▸ **Task material**

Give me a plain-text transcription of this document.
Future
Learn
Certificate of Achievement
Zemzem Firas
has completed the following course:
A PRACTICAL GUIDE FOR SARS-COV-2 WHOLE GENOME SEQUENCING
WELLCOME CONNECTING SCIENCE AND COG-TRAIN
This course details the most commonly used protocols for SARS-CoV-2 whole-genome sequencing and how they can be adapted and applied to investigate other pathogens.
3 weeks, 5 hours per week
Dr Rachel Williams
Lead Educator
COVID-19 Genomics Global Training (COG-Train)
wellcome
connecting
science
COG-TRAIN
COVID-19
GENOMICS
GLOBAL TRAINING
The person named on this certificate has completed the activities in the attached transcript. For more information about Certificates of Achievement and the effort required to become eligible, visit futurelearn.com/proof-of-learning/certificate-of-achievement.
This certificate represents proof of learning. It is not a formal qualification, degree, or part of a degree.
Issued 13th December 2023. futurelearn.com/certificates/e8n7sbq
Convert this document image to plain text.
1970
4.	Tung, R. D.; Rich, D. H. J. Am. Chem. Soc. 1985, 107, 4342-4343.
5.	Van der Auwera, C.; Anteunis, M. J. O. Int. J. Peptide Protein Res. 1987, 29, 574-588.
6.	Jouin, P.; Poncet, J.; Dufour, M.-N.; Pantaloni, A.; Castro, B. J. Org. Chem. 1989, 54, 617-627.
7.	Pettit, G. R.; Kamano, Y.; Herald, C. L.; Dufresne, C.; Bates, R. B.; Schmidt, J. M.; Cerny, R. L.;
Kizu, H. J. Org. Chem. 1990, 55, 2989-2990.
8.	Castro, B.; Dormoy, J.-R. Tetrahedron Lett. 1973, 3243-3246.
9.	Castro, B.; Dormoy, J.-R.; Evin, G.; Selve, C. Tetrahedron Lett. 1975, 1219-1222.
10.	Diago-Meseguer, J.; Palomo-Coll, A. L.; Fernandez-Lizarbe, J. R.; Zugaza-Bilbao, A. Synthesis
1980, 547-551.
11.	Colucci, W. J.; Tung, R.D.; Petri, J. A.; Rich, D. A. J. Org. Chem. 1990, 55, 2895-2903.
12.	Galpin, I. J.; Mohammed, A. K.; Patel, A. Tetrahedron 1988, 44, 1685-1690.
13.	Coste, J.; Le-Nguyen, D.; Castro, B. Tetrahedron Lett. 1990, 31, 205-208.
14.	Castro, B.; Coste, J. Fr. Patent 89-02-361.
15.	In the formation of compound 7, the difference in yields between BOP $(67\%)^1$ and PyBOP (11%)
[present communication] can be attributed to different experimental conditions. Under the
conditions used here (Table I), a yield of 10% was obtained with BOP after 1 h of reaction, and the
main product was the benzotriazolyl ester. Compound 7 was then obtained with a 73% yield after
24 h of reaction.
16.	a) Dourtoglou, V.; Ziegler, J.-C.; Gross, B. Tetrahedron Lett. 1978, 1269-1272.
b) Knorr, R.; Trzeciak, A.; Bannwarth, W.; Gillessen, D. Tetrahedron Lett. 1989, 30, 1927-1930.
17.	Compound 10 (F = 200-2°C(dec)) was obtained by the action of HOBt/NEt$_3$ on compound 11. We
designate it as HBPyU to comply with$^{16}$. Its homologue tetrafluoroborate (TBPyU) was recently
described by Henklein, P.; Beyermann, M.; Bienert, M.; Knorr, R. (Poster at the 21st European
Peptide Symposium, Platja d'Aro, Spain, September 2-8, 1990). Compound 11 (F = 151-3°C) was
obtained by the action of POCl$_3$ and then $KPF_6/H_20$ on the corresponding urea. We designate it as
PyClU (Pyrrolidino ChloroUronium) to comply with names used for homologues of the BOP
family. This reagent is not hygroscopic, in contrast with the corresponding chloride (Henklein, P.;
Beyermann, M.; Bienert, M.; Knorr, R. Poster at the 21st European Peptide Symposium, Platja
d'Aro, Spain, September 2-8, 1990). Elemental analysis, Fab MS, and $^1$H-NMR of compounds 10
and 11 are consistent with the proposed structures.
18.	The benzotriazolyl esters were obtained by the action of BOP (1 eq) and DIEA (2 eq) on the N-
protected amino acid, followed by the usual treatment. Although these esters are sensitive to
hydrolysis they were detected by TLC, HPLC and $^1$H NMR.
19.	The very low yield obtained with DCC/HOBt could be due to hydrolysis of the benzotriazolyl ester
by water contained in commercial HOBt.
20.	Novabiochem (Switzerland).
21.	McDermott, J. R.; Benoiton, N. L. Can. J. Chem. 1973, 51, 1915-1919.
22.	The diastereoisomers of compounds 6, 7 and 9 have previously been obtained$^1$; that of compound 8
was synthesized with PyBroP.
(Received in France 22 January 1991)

▸ **Task brief**
Using the listing above, return all lines where the word "compounds" occurs.

▸ **The completed task**
d'Aro, Spain, September 2-8, 1990). Elemental analysis, Fab MS, and $^1$H-NMR of compounds 10
22.	The diastereoisomers of compounds 6, 7 and 9 have previously been obtained$^1$; that of compound 8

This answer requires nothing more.